> [Available data]

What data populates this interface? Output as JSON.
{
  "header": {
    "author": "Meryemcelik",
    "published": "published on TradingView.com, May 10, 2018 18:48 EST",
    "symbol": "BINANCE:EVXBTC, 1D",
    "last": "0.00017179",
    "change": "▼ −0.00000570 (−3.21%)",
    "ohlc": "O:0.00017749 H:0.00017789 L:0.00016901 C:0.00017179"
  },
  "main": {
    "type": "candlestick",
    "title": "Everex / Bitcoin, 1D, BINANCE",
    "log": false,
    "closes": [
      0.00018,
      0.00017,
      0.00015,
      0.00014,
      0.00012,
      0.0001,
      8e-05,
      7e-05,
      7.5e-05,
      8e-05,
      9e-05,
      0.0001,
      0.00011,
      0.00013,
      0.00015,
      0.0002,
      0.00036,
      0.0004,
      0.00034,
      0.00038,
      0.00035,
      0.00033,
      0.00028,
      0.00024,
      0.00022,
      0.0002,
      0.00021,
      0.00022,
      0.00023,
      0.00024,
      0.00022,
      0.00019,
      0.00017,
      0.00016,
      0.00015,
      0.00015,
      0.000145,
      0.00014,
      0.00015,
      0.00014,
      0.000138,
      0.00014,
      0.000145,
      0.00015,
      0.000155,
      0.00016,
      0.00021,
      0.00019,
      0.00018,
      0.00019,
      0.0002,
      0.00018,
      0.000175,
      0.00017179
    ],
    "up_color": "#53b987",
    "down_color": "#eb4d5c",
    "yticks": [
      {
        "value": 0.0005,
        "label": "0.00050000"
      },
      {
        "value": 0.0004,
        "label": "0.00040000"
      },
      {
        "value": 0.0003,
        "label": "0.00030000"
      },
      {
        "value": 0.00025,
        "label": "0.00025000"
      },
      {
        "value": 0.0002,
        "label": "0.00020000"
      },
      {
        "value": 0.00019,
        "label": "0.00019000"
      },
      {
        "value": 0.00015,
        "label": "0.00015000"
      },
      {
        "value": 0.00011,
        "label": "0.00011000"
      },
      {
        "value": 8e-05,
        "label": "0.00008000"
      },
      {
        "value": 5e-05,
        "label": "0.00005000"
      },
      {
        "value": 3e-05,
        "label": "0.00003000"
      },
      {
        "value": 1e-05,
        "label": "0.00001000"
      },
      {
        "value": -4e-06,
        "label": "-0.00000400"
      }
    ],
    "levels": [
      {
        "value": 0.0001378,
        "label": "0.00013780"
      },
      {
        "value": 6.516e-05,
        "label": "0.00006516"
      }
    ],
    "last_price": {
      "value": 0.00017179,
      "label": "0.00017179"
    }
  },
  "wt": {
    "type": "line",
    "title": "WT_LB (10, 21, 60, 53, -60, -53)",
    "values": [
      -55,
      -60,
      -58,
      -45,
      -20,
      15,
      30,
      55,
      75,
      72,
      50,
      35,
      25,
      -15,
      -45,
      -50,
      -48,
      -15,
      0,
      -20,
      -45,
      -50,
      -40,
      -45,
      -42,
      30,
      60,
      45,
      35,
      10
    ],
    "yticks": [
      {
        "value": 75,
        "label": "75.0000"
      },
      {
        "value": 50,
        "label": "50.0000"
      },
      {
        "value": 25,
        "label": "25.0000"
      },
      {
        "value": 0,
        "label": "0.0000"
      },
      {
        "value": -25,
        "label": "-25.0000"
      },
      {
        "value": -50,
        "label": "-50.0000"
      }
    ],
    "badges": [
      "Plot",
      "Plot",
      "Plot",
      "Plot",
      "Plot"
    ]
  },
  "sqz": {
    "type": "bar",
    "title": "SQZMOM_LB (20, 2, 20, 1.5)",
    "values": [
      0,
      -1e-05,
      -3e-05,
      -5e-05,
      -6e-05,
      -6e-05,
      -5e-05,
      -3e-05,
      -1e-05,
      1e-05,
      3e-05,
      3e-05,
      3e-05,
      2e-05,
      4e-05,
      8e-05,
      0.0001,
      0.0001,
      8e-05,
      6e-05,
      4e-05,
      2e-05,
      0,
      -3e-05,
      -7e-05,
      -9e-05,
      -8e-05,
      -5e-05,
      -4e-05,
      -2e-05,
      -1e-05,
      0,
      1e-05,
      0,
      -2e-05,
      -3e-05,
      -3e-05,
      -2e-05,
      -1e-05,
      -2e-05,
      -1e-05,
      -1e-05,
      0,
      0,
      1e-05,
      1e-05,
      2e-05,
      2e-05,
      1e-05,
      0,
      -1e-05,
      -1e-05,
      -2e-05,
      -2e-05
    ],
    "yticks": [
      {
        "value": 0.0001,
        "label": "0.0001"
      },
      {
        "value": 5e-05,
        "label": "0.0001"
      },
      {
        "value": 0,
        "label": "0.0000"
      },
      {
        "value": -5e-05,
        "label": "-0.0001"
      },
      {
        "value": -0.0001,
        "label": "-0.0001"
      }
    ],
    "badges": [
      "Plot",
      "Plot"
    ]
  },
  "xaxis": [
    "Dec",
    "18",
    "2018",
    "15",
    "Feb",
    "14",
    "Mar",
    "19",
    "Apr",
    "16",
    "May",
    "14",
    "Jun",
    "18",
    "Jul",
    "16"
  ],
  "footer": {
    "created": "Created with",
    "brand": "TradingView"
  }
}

> [Task brief] Write out all the lines again, exactly as they are.

> [Right answer]
What data populates this interface? Output as JSON.
{
  "header": {
    "author": "Meryemcelik",
    "published": "published on TradingView.com, May 10, 2018 18:48 EST",
    "symbol": "BINANCE:EVXBTC, 1D",
    "last": "0.00017179",
    "change": "▼ −0.00000570 (−3.21%)",
    "ohlc": "O:0.00017749 H:0.00017789 L:0.00016901 C:0.00017179"
  },
  "main": {
    "type": "candlestick",
    "title": "Everex / Bitcoin, 1D, BINANCE",
    "log": false,
    "closes": [
      0.00018,
      0.00017,
      0.00015,
      0.00014,
      0.00012,
      0.0001,
      8e-05,
      7e-05,
      7.5e-05,
      8e-05,
      9e-05,
      0.0001,
      0.00011,
      0.00013,
      0.00015,
      0.0002,
      0.00036,
      0.0004,
      0.00034,
      0.00038,
      0.00035,
      0.00033,
      0.00028,
      0.00024,
      0.00022,
      0.0002,
      0.00021,
      0.00022,
      0.00023,
      0.00024,
      0.00022,
      0.00019,
      0.00017,
      0.00016,
      0.00015,
      0.00015,
      0.000145,
      0.00014,
      0.00015,
      0.00014,
      0.000138,
      0.00014,
      0.000145,
      0.00015,
      0.000155,
      0.00016,
      0.00021,
      0.00019,
      0.00018,
      0.00019,
      0.0002,
      0.00018,
      0.000175,
      0.00017179
    ],
    "up_color": "#53b987",
    "down_color": "#eb4d5c",
    "yticks": [
      {
        "value": 0.0005,
        "label": "0.00050000"
      },
      {
        "value": 0.0004,
        "label": "0.00040000"
      },
      {
        "value": 0.0003,
        "label": "0.00030000"
      },
      {
        "value": 0.00025,
        "label": "0.00025000"
      },
      {
        "value": 0.0002,
        "label": "0.00020000"
      },
      {
        "value": 0.00019,
        "label": "0.00019000"
      },
      {
        "value": 0.00015,
        "label": "0.00015000"
      },
      {
        "value": 0.00011,
        "label": "0.00011000"
      },
      {
        "value": 8e-05,
        "label": "0.00008000"
      },
      {
        "value": 5e-05,
        "label": "0.00005000"
      },
      {
        "value": 3e-05,
        "label": "0.00003000"
      },
      {
        "value": 1e-05,
        "label": "0.00001000"
      },
      {
        "value": -4e-06,
        "label": "-0.00000400"
      }
    ],
    "levels": [
      {
        "value": 0.0001378,
        "label": "0.00013780"
      },
      {
        "value": 6.516e-05,
        "label": "0.00006516"
      }
    ],
    "last_price": {
      "value": 0.00017179,
      "label": "0.00017179"
    }
  },
  "wt": {
    "type": "line",
    "title": "WT_LB (10, 21, 60, 53, -60, -53)",
    "values": [
      -55,
      -60,
      -58,
      -45,
      -20,
      15,
      30,
      55,
      75,
      72,
      50,
      35,
      25,
      -15,
      -45,
      -50,
      -48,
      -15,
      0,
      -20,
      -45,
      -50,
      -40,
      -45,
      -42,
      30,
      60,
      45,
      35,
      10
    ],
    "yticks": [
      {
        "value": 75,
        "label": "75.0000"
      },
      {
        "value": 50,
        "label": "50.0000"
      },
      {
        "value": 25,
        "label": "25.0000"
      },
      {
        "value": 0,
        "label": "0.0000"
      },
      {
        "value": -25,
        "label": "-25.0000"
      },
      {
        "value": -50,
        "label": "-50.0000"
      }
    ],
    "badges": [
      "Plot",
      "Plot",
      "Plot",
      "Plot",
      "Plot"
    ]
  },
  "sqz": {
    "type": "bar",
    "title": "SQZMOM_LB (20, 2, 20, 1.5)",
    "values": [
      0,
      -1e-05,
      -3e-05,
      -5e-05,
      -6e-05,
      -6e-05,
      -5e-05,
      -3e-05,
      -1e-05,
      1e-05,
      3e-05,
      3e-05,
      3e-05,
      2e-05,
      4e-05,
      8e-05,
      0.0001,
      0.0001,
      8e-05,
      6e-05,
      4e-05,
      2e-05,
      0,
      -3e-05,
      -7e-05,
      -9e-05,
      -8e-05,
      -5e-05,
      -4e-05,
      -2e-05,
      -1e-05,
      0,
      1e-05,
      0,
      -2e-05,
      -3e-05,
      -3e-05,
      -2e-05,
      -1e-05,
      -2e-05,
      -1e-05,
      -1e-05,
      0,
      0,
      1e-05,
      1e-05,
      2e-05,
      2e-05,
      1e-05,
      0,
      -1e-05,
      -1e-05,
      -2e-05,
      -2e-05
    ],
    "yticks": [
      {
        "value": 0.0001,
        "label": "0.0001"
      },
      {
        "value": 5e-05,
        "label": "0.0001"
      },
      {
        "value": 0,
        "label": "0.0000"
      },
      {
        "value": -5e-05,
        "label": "-0.0001"
      },
      {
        "value": -0.0001,
        "label": "-0.0001"
      }
    ],
    "badges": [
      "Plot",
      "Plot"
    ]
  },
  "xaxis": [
    "Dec",
    "18",
    "2018",
    "15",
    "Feb",
    "14",
    "Mar",
    "19",
    "Apr",
    "16",
    "May",
    "14",
    "Jun",
    "18",
    "Jul",
    "16"
  ],
  "footer": {
    "created": "Created with",
    "brand": "TradingView"
  }
}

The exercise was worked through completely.